Directive: Extract all lines that hold the string "title".
#####
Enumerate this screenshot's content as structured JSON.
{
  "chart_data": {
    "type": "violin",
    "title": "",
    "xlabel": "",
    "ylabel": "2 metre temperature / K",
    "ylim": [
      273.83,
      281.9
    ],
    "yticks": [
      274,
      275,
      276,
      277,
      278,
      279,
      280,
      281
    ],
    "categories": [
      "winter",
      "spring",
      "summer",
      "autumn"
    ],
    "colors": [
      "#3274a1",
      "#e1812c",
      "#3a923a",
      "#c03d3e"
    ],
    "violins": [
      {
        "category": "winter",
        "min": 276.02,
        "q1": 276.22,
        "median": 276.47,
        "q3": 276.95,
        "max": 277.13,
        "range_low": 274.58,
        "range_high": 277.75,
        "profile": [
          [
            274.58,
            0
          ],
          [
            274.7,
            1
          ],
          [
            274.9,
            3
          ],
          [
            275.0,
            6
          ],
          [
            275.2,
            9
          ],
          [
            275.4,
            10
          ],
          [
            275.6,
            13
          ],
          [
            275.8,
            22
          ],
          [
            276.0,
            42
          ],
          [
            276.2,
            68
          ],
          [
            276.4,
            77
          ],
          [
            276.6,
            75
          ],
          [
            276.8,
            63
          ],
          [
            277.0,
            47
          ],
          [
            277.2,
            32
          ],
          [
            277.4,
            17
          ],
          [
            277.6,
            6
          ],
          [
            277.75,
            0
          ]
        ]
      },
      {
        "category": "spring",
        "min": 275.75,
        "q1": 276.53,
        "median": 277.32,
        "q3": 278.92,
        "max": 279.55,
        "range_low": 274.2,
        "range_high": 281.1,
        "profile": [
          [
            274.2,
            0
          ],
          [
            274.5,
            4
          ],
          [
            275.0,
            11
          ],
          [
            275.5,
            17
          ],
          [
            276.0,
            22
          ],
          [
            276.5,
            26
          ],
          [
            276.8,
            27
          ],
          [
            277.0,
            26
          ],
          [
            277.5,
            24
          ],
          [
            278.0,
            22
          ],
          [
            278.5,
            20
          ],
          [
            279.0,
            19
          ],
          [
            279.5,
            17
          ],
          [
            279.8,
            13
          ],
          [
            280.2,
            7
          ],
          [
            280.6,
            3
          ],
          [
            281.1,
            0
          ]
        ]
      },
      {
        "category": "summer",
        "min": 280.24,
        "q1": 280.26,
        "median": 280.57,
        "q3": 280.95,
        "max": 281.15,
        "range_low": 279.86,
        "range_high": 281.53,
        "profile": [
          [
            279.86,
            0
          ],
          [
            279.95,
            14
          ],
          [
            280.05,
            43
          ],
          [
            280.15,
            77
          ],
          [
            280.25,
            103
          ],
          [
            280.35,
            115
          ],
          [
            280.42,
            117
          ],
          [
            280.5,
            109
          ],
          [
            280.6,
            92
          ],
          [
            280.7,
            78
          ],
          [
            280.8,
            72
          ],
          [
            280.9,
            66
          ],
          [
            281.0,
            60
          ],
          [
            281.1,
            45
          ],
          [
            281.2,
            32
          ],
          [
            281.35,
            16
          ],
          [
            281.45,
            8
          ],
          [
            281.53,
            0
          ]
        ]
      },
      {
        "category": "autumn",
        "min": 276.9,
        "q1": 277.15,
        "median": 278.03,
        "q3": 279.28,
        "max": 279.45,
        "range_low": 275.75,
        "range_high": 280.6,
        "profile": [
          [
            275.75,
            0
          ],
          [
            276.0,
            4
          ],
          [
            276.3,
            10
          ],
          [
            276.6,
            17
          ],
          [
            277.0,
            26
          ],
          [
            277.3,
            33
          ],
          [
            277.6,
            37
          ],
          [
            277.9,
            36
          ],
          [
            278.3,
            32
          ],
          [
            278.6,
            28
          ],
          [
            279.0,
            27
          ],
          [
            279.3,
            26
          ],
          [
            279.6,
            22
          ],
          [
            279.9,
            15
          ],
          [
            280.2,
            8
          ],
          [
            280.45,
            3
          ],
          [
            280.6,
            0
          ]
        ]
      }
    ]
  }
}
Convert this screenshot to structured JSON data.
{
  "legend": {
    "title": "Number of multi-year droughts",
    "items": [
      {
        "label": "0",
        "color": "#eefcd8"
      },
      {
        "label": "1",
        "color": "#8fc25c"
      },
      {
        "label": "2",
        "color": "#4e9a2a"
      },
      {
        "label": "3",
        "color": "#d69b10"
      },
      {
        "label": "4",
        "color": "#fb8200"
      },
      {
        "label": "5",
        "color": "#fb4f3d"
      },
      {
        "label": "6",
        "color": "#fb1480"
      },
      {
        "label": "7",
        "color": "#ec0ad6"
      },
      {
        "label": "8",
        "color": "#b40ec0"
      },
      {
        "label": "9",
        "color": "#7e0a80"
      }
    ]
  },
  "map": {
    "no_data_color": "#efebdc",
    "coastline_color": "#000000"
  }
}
#####
Completed exercise:
    "title": "",
    "title": "Number of multi-year droughts",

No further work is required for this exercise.